**WRITTEN EXERCISE:**
Looking at the data below, count the lines that contain the string "this". Write only the total.

Stored entries:

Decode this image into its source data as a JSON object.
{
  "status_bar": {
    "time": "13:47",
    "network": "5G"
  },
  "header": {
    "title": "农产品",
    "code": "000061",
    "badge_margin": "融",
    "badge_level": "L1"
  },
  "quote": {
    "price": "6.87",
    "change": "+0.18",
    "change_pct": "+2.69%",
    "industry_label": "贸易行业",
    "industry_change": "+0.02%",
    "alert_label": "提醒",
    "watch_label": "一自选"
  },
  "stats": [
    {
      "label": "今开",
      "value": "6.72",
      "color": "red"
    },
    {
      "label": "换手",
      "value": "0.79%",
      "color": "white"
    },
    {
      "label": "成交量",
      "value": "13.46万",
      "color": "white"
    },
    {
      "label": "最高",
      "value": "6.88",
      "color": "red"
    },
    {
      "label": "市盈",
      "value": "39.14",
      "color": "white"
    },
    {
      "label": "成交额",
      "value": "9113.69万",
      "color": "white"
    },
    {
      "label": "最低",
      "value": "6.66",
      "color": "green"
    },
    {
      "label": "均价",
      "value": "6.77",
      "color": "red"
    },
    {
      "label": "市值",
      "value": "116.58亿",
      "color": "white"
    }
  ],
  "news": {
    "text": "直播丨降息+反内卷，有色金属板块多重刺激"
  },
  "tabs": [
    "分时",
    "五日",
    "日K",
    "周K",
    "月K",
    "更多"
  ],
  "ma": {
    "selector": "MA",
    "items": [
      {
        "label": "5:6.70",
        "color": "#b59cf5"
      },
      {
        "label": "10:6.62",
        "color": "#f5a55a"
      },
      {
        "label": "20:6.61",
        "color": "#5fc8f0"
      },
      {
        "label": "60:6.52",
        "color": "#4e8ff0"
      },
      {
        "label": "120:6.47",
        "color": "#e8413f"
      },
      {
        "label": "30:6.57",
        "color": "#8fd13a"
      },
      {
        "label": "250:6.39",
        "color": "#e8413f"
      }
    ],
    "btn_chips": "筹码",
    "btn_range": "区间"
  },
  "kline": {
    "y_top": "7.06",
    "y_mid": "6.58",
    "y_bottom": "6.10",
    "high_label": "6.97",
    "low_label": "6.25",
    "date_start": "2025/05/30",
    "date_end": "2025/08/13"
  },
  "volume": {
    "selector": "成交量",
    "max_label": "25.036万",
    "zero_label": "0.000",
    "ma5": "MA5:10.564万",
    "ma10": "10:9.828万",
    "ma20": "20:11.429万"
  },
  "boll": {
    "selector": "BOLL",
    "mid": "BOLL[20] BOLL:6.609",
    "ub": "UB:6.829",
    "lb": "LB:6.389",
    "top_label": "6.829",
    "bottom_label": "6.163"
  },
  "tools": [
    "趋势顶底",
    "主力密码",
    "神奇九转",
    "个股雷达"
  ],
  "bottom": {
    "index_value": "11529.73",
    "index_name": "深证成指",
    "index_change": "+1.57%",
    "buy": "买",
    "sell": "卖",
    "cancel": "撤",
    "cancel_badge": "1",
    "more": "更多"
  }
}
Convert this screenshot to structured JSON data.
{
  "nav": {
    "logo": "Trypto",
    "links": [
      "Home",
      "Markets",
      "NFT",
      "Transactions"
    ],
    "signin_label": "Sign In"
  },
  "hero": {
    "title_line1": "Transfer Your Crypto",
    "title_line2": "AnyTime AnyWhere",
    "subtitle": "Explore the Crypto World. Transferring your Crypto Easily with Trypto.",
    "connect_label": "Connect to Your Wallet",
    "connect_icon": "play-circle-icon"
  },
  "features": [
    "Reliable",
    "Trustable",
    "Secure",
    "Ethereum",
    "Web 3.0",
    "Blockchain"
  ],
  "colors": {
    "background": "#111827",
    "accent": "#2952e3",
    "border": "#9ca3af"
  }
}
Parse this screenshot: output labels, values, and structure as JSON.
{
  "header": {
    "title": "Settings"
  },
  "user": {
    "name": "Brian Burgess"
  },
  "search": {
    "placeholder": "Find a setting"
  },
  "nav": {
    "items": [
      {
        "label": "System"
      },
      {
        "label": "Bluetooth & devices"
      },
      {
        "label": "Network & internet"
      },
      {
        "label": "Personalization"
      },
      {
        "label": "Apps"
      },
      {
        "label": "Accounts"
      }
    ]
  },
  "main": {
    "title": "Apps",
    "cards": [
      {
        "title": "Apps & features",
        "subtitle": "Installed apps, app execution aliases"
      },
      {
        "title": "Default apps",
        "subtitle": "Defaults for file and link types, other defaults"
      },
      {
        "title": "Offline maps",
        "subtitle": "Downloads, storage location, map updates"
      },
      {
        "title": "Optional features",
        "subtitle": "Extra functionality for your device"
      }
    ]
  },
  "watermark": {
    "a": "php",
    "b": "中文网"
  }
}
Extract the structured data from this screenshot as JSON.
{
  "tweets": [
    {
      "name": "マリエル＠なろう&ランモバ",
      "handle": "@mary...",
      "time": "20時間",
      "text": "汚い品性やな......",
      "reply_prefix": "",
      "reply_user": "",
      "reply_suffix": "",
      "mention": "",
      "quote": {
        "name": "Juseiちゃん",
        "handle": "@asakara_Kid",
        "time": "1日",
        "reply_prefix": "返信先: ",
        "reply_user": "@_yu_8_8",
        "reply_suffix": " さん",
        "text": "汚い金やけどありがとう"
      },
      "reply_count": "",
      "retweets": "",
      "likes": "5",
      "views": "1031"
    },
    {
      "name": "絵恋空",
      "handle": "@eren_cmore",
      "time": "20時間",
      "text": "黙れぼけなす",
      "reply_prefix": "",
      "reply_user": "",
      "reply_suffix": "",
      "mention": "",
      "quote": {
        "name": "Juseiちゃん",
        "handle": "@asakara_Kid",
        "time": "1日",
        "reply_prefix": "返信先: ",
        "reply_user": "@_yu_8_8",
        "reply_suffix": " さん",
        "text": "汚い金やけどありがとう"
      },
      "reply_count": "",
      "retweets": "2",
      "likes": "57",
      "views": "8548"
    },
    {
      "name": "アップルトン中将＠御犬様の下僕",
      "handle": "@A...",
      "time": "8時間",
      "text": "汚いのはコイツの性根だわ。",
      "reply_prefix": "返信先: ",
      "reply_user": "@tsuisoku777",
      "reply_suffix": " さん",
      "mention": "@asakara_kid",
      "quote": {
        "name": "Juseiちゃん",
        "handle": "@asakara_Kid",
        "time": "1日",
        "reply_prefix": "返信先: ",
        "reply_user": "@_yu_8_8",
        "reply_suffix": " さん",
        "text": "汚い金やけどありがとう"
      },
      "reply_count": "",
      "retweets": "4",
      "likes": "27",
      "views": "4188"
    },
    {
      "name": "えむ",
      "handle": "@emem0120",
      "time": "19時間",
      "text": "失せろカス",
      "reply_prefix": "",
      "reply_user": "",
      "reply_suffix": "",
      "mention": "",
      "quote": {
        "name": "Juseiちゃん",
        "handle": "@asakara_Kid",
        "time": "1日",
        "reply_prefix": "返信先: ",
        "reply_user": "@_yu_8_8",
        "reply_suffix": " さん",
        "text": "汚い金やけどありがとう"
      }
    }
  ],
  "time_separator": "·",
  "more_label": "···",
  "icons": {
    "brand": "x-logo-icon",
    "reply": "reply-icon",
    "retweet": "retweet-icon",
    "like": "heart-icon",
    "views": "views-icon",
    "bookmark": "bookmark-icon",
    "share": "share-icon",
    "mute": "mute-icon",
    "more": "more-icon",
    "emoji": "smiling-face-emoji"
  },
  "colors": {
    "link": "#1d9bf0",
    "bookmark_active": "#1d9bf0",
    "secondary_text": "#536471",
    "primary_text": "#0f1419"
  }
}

**FINISHED EXERCISE:**
4